Passage for review =
-------------------------

Statistical analyses
Participants characteristics are reported as mean with standard deviation (SD), or as percentages. Medians with interquartile range were used to report skewed variables. Restricted cubic spline regression was used to visualize the dose–response between serum 25(OH)D and the depressive symptom score, where the model was adjusted for age, sex, BMI, education, smoking, physical activity, alcohol intake, season of blood sampling, centre, and self-reported diabetes. The association between serum 25(OH)D and depression symptom score was further explored using multiple Poisson’s regression, providing relative risks (RRs). These RRs correspond to the probability of reporting a higher score of depressive symptoms when allocated to the second, third, or fourth quartile of this population compared with participants allocated to the first quartile (i.e. those with the lowest 25(OH)D concentrations). Analyses were adjusted for age, sex (model 1), BMI, education, smoking, alcohol intake, physical activity, season of blood sampling, centre (model 2), and diabetes (model 3). Follow-up analyses with model 2 and model 3 were additionally adjusted for treatment.
Poisson’s regression was also used to test whether self-reported diabetes and vitamin D-related genes were associated with the score of depressive symptoms. Associations between self-reported diabetes and the score of depressive symptoms were adjusted for age, sex, BMI, education, smoking, physical activity, alcohol intake, and centre.
Cox proportional hazards regression was applied to examine associations between serum 25(OH)D and self-reported diabetes. By assigning a constant risk period to all participants in the study, the obtained hazard ratio can be considered as a prevalence ratio (PR) [25]. This PR corresponds to the probability of having diabetes when allocated to the second, third, or fourth quartile of serum 25(OH)D, compared with participants allocated to the first quartile of serum 25(OH)D (i.e. lowest serum 25(OH)D concentrations). These analyses were adjusted for age, sex (model 1), BMI, education, smoking, physical activity, alcohol intake, season of blood sampling, and centre (model 2).

-------------------------

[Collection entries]

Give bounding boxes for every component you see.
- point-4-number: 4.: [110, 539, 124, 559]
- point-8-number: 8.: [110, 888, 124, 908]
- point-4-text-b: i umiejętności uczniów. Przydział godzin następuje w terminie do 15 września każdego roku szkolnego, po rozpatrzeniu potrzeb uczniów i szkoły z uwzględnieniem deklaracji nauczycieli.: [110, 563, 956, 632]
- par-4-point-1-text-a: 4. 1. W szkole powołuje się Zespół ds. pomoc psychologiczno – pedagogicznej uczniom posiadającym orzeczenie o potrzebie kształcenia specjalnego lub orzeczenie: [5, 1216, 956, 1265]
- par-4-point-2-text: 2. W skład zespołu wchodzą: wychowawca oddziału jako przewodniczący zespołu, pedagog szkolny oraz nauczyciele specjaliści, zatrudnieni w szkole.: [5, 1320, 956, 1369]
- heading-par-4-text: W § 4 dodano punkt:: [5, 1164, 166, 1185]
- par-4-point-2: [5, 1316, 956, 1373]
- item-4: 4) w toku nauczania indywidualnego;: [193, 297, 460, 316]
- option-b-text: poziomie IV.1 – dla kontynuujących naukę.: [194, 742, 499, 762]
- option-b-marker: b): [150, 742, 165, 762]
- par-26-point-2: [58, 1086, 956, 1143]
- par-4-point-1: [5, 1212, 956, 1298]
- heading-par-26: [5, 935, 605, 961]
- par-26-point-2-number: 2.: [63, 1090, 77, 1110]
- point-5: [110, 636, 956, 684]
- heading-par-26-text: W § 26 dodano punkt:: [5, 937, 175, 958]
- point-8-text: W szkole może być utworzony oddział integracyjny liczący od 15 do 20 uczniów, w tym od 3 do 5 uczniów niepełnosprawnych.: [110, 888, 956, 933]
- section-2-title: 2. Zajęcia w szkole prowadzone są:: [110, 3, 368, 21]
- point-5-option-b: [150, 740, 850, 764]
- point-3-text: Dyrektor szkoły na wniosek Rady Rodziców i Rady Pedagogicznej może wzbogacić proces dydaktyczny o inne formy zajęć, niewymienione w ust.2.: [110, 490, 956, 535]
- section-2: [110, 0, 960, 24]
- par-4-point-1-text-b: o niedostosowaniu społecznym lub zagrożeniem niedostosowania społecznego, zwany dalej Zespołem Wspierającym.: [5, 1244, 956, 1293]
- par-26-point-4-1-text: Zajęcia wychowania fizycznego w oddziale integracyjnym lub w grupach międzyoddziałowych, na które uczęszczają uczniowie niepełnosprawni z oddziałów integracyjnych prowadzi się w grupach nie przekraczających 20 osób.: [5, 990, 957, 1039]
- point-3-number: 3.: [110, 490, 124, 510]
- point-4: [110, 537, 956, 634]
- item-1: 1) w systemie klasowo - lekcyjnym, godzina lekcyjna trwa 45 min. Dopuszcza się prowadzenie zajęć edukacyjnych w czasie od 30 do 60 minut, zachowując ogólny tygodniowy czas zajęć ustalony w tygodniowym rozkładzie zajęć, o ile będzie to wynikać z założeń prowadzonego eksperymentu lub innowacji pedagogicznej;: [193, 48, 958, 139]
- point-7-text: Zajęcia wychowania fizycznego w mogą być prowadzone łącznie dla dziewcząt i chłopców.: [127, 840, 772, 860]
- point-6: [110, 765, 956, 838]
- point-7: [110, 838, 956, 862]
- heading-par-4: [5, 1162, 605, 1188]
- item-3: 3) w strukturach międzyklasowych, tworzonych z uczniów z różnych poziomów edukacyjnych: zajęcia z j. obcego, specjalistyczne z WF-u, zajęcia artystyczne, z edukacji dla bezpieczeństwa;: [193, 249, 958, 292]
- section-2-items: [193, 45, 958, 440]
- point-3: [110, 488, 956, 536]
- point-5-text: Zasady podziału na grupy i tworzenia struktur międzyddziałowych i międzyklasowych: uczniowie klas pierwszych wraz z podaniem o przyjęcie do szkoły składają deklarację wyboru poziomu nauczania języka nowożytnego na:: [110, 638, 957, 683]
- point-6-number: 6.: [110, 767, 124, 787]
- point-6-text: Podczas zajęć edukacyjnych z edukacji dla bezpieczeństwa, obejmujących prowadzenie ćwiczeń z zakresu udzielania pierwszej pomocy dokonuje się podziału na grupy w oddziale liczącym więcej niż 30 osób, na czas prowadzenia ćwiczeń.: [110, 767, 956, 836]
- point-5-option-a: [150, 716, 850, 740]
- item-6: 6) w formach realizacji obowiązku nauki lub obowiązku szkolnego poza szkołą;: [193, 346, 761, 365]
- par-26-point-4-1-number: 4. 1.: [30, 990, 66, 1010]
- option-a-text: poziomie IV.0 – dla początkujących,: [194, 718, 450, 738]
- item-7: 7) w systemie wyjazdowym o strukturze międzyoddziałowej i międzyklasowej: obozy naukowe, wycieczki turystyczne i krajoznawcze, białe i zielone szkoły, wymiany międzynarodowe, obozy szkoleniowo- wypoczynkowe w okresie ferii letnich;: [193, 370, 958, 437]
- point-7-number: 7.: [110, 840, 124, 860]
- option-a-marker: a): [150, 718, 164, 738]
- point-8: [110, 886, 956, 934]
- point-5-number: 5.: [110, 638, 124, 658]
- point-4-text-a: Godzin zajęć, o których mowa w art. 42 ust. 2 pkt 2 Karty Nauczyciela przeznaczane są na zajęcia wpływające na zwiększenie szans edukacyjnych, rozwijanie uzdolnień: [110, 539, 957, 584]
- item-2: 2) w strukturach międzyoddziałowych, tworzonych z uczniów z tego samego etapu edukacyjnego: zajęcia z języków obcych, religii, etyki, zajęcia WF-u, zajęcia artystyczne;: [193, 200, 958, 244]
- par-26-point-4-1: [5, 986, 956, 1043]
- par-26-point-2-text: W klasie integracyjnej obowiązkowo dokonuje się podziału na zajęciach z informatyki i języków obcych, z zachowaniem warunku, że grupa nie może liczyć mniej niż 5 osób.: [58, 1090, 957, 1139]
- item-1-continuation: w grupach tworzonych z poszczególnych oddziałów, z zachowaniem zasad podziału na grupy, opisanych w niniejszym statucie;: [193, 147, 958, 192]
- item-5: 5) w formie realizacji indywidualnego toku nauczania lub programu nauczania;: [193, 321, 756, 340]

-------------------------

List every type of regression named in the statistical analyses text. These rows have nothing to do with the text above.

Problem solution =
Restricted cubic spline regression
Multiple Poisson's regression
Cox proportional hazards regression